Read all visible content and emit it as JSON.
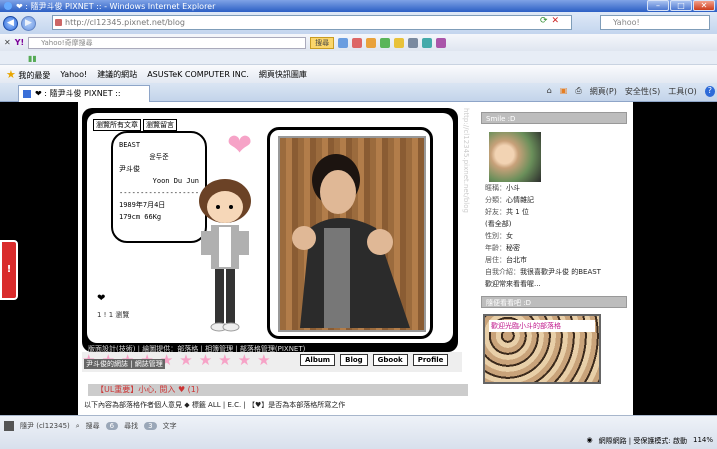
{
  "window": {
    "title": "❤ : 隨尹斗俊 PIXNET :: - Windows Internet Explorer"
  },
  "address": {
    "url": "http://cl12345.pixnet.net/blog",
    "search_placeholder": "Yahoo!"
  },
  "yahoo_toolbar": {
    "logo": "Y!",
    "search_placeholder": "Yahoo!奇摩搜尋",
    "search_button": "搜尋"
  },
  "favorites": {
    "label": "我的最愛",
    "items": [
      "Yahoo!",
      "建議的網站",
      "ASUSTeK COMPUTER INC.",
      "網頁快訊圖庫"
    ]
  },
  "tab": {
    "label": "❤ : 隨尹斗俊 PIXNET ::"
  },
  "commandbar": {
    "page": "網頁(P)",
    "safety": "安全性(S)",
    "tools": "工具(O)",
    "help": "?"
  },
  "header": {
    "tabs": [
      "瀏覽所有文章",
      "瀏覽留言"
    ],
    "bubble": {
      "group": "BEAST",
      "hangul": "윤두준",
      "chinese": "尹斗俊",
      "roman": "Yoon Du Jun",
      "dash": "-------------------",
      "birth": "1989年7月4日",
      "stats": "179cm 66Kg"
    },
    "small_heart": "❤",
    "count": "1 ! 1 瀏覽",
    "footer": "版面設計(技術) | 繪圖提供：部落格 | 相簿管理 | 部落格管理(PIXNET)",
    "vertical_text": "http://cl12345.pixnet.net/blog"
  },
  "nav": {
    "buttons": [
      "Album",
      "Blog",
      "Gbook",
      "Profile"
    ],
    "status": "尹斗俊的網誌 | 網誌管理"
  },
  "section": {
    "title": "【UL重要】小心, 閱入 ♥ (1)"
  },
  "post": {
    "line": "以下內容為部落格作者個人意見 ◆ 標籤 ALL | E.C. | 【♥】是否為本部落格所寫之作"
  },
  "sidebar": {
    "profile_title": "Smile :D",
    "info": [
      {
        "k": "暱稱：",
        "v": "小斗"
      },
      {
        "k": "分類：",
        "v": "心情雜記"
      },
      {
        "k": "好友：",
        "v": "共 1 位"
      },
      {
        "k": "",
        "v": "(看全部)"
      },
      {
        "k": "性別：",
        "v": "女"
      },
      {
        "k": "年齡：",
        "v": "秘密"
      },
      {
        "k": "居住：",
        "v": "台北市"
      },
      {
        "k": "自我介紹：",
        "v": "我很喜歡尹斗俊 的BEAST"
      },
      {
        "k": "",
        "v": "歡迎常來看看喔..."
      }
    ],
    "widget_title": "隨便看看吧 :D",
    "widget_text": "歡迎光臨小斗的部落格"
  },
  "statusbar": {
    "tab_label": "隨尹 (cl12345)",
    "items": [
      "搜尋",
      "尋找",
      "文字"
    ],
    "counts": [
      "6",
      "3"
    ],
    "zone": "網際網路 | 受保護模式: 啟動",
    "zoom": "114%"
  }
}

...

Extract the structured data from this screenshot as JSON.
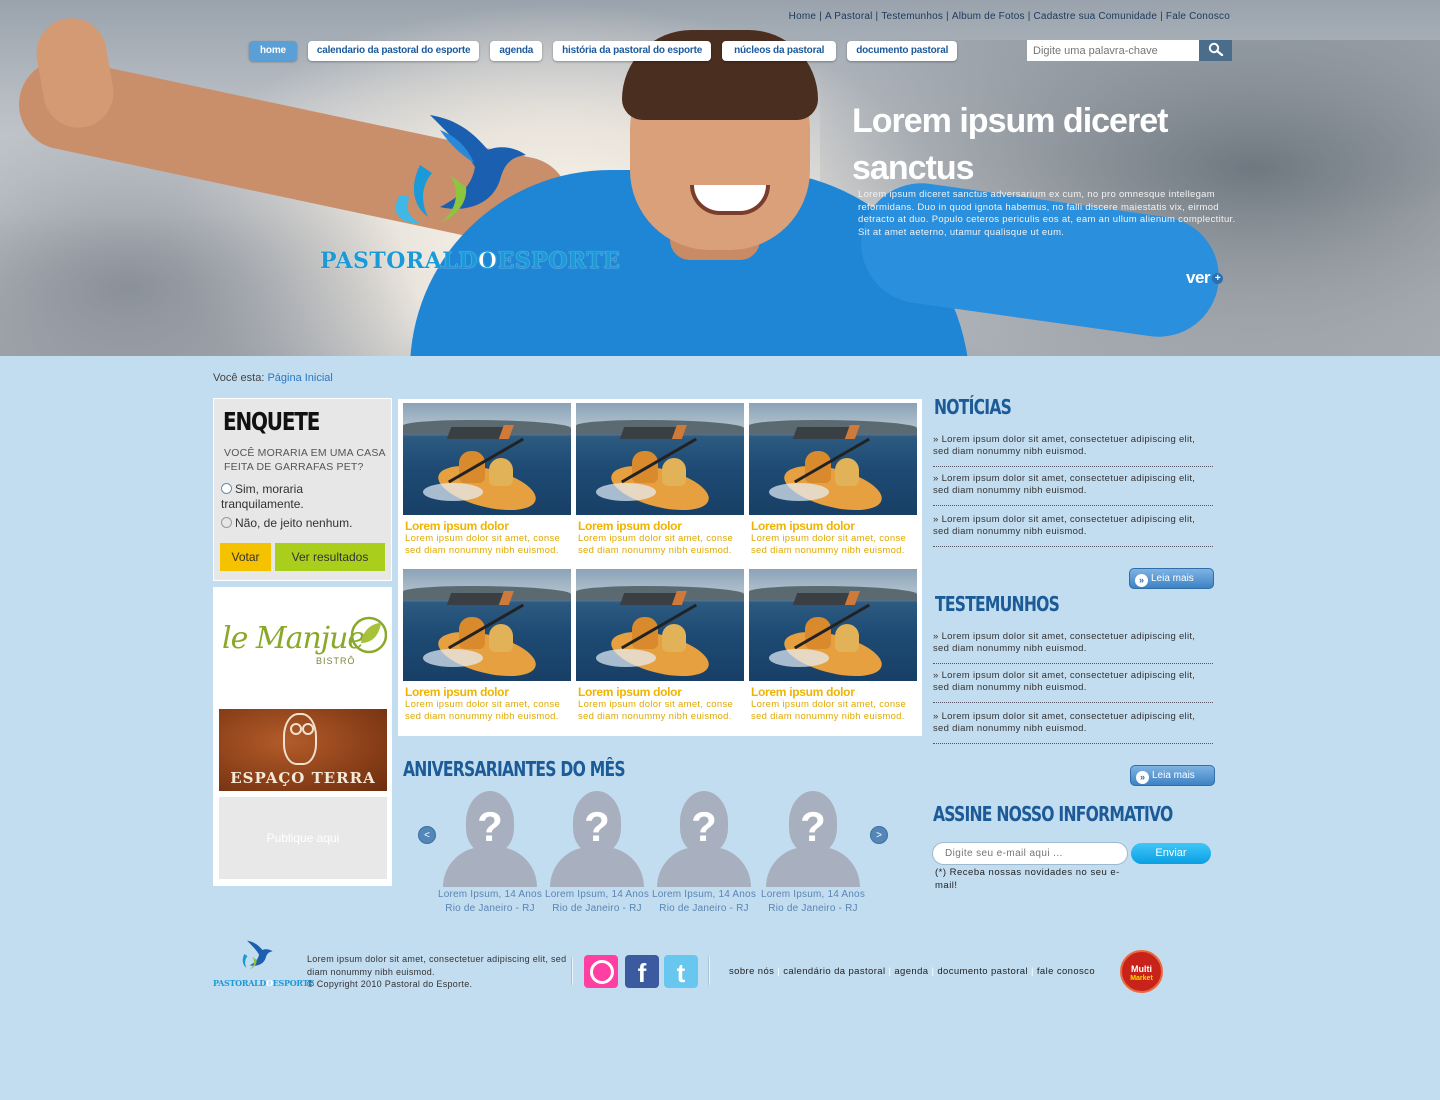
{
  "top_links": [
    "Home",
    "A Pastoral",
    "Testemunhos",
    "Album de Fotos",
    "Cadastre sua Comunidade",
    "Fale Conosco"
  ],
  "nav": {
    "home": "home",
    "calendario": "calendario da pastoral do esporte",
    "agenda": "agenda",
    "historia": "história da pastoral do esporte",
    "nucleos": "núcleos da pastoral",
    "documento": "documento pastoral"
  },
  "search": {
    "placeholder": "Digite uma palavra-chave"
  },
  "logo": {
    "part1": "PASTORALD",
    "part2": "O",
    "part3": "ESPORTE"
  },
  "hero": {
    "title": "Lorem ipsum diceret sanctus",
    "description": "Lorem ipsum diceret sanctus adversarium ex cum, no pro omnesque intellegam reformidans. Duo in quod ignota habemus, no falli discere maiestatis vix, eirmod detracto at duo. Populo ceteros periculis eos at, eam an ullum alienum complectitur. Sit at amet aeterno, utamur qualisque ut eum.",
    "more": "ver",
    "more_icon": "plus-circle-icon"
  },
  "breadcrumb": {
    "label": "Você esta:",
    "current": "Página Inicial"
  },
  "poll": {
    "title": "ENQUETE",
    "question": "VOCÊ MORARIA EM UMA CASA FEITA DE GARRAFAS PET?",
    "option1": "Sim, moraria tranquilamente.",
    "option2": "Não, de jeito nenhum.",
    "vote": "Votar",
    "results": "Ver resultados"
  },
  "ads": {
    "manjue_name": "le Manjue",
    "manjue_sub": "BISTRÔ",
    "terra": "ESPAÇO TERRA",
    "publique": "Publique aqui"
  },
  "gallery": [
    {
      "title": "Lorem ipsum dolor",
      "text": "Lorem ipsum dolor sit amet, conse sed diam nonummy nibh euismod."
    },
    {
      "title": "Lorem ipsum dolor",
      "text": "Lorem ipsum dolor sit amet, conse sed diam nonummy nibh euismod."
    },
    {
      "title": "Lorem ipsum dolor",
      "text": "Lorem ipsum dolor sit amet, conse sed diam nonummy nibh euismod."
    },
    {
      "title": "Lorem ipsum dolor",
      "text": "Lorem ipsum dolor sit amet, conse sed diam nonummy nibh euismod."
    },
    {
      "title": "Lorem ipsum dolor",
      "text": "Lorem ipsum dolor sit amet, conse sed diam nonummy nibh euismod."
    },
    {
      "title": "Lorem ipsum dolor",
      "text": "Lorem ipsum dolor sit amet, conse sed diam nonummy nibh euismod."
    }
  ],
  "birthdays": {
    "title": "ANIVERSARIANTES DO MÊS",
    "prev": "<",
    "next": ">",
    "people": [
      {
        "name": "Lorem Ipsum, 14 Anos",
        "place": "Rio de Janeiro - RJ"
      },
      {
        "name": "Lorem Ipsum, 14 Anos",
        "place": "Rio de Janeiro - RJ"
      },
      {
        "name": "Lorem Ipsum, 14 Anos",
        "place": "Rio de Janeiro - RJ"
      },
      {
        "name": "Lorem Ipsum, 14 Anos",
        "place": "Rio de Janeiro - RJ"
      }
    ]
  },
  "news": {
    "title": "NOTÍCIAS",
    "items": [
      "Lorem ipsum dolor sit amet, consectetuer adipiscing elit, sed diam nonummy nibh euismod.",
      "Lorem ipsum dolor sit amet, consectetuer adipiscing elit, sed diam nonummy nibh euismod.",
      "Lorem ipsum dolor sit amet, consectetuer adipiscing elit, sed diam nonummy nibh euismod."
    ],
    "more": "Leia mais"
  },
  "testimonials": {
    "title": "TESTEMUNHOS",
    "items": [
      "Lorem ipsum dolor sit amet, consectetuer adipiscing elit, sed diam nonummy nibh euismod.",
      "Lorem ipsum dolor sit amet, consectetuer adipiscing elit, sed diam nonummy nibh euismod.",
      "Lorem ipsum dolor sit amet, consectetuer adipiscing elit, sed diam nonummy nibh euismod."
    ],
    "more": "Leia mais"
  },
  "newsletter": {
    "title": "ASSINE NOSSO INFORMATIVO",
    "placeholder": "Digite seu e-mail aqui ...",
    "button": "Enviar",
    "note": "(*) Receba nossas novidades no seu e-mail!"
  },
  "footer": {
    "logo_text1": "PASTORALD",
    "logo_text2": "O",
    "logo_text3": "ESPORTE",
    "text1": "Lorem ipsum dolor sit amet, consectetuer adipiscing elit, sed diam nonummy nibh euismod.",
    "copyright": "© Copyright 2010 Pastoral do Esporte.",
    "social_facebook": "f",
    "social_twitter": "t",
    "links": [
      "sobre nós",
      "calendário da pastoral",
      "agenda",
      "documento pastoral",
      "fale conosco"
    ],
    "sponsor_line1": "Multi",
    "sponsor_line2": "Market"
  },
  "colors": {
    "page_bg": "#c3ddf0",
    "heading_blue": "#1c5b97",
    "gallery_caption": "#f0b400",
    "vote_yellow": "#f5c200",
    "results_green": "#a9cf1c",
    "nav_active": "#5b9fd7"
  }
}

**GIVEN INSTRUCTION:** Only a number is wanted: how many lines of the material above hold "Digite"?

**ANSWER FOR THIS EXERCISE:** 2